SET TASK:
Copy each line of the records that contains the word "screenshot".

____________________

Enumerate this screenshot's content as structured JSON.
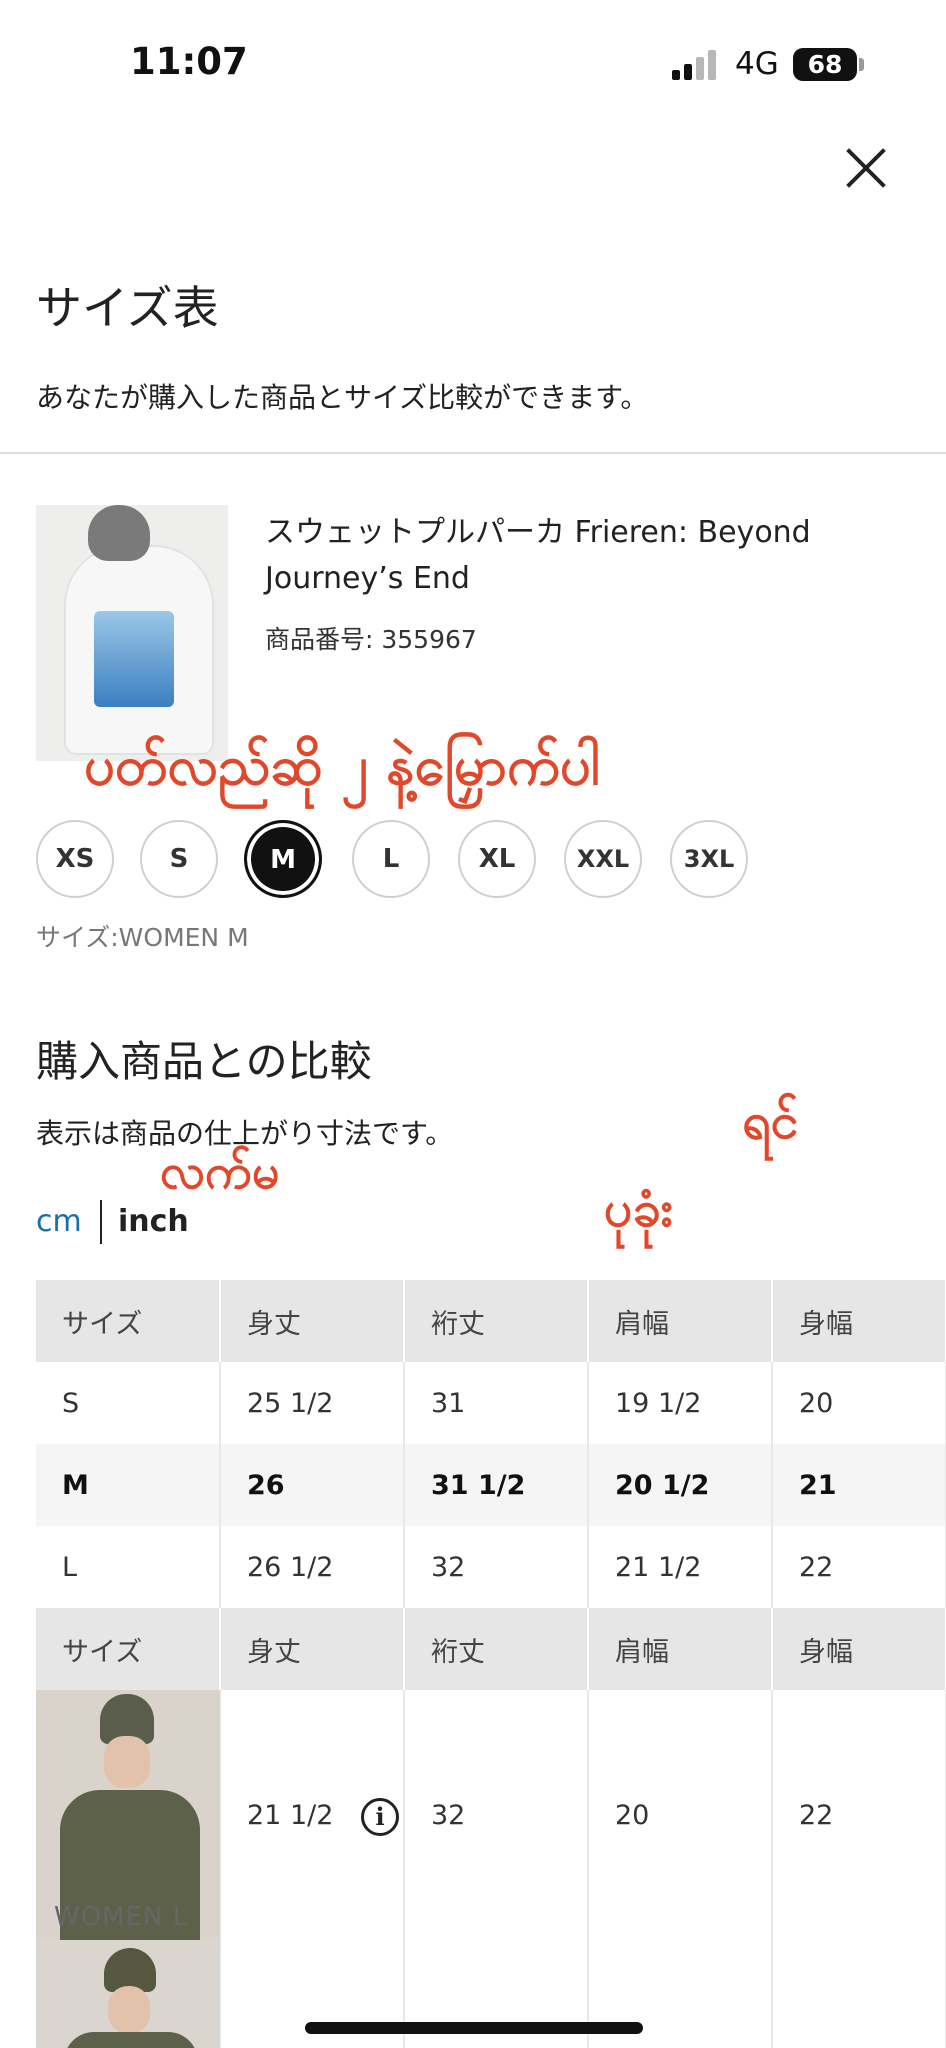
{
  "status_bar": {
    "time": "11:07",
    "network": "4G",
    "battery": "68"
  },
  "header": {
    "title": "サイズ表",
    "subtitle": "あなたが購入した商品とサイズ比較ができます。"
  },
  "product": {
    "name": "スウェットプルパーカ Frieren: Beyond Journey’s End",
    "code": "商品番号: 355967"
  },
  "sizes": {
    "options": [
      "XS",
      "S",
      "M",
      "L",
      "XL",
      "XXL",
      "3XL"
    ],
    "selected": "M",
    "caption": "サイズ:WOMEN M"
  },
  "comparison": {
    "title": "購入商品との比較",
    "note": "表示は商品の仕上がり寸法です。",
    "units": [
      "cm",
      "inch"
    ],
    "active_unit": "inch"
  },
  "table": {
    "headers": [
      "サイズ",
      "身丈",
      "裄丈",
      "肩幅",
      "身幅"
    ],
    "rows": [
      [
        "S",
        "25 1/2",
        "31",
        "19 1/2",
        "20"
      ],
      [
        "M",
        "26",
        "31 1/2",
        "20 1/2",
        "21"
      ],
      [
        "L",
        "26 1/2",
        "32",
        "21 1/2",
        "22"
      ]
    ],
    "compare_headers": [
      "サイズ",
      "身丈",
      "裄丈",
      "肩幅",
      "身幅"
    ],
    "compare_rows": [
      {
        "label": "WOMEN L",
        "values": [
          "21 1/2",
          "32",
          "20",
          "22"
        ]
      }
    ]
  },
  "annotations": {
    "a1": "ပတ်လည်ဆို ၂ နဲ့မြှောက်ပါ",
    "a2": "လက်မ",
    "a3": "ရင်",
    "a4": "ပုခုံး"
  },
  "colors": {
    "accent_link": "#1b6fa8",
    "annotation": "#e2472a",
    "selected_chip": "#111111"
  }
}
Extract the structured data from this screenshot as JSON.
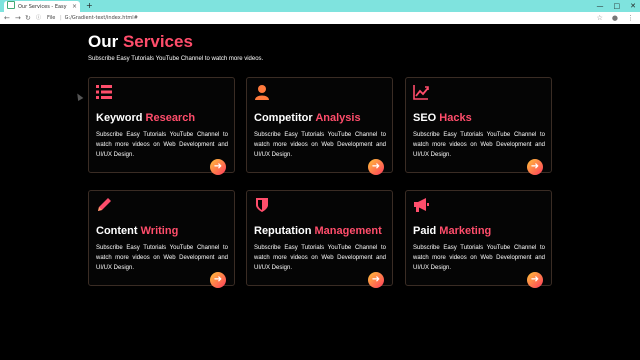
{
  "browser": {
    "tab_title": "Our Services - Easy Tutorials",
    "tab_close": "×",
    "new_tab": "+",
    "address_scheme": "File",
    "address_url": "G:/Gradient-text/index.html#"
  },
  "page": {
    "title_plain": "Our ",
    "title_accent": "Services",
    "subtitle": "Subscribe Easy Tutorials YouTube Channel to watch more videos."
  },
  "colors": {
    "accent": "#ff4d6b",
    "gradient_start": "#ffc23a",
    "gradient_end": "#ff3b5c",
    "background": "#000000",
    "card_border": "#3a2c24"
  },
  "cards": [
    {
      "icon": "list-icon",
      "title_plain": "Keyword ",
      "title_accent": "Research",
      "desc": "Subscribe Easy Tutorials YouTube Channel to watch more videos on Web Development and UI/UX Design."
    },
    {
      "icon": "user-icon",
      "title_plain": "Competitor ",
      "title_accent": "Analysis",
      "desc": "Subscribe Easy Tutorials YouTube Channel to watch more videos on Web Development and UI/UX Design."
    },
    {
      "icon": "chart-line-icon",
      "title_plain": "SEO ",
      "title_accent": "Hacks",
      "desc": "Subscribe Easy Tutorials YouTube Channel to watch more videos on Web Development and UI/UX Design."
    },
    {
      "icon": "pencil-icon",
      "title_plain": "Content ",
      "title_accent": "Writing",
      "desc": "Subscribe Easy Tutorials YouTube Channel to watch more videos on Web Development and UI/UX Design."
    },
    {
      "icon": "shield-icon",
      "title_plain": "Reputation ",
      "title_accent": "Management",
      "desc": "Subscribe Easy Tutorials YouTube Channel to watch more videos on Web Development and UI/UX Design."
    },
    {
      "icon": "megaphone-icon",
      "title_plain": "Paid ",
      "title_accent": "Marketing",
      "desc": "Subscribe Easy Tutorials YouTube Channel to watch more videos on Web Development and UI/UX Design."
    }
  ]
}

____________________

PROBLEM SOLUTION:
Enumerate this screenshot's content as structured JSON.
Extract the structured data from this screenshot as JSON.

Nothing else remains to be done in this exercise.